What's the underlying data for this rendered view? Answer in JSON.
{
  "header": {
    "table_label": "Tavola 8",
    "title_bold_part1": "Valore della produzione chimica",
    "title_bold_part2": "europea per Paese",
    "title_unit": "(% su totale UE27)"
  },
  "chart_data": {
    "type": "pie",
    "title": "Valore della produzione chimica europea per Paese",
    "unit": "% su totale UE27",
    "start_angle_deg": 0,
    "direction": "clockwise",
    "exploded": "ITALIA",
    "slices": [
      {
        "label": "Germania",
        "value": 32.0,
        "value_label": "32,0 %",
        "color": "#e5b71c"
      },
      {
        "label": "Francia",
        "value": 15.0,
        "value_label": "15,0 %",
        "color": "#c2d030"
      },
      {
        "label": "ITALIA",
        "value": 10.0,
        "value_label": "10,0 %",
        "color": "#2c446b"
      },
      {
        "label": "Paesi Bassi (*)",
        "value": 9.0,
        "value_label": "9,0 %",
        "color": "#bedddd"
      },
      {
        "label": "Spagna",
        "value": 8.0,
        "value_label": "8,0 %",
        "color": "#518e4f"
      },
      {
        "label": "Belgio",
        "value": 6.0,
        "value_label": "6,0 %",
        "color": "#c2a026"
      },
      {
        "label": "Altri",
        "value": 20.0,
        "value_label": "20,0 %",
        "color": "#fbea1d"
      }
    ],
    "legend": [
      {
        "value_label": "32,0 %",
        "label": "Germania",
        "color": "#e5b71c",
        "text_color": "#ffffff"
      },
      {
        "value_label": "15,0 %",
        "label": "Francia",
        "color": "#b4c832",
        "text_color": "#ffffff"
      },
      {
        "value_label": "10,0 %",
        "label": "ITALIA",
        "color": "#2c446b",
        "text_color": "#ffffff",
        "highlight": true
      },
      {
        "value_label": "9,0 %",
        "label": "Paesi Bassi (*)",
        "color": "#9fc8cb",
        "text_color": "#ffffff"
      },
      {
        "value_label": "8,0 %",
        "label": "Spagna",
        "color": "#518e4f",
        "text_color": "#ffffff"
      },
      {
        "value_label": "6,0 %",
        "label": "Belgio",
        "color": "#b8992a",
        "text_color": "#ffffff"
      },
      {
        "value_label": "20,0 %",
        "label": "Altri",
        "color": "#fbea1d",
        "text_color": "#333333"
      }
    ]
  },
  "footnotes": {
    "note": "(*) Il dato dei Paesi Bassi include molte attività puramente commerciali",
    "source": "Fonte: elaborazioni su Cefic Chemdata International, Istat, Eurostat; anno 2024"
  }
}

### EXERCISE TASK
Show each line of the listing that holds the string "chimica".

### THE ANSWER
    "title_bold_part1": "Valore della produzione chimica",
    "title": "Valore della produzione chimica europea per Paese",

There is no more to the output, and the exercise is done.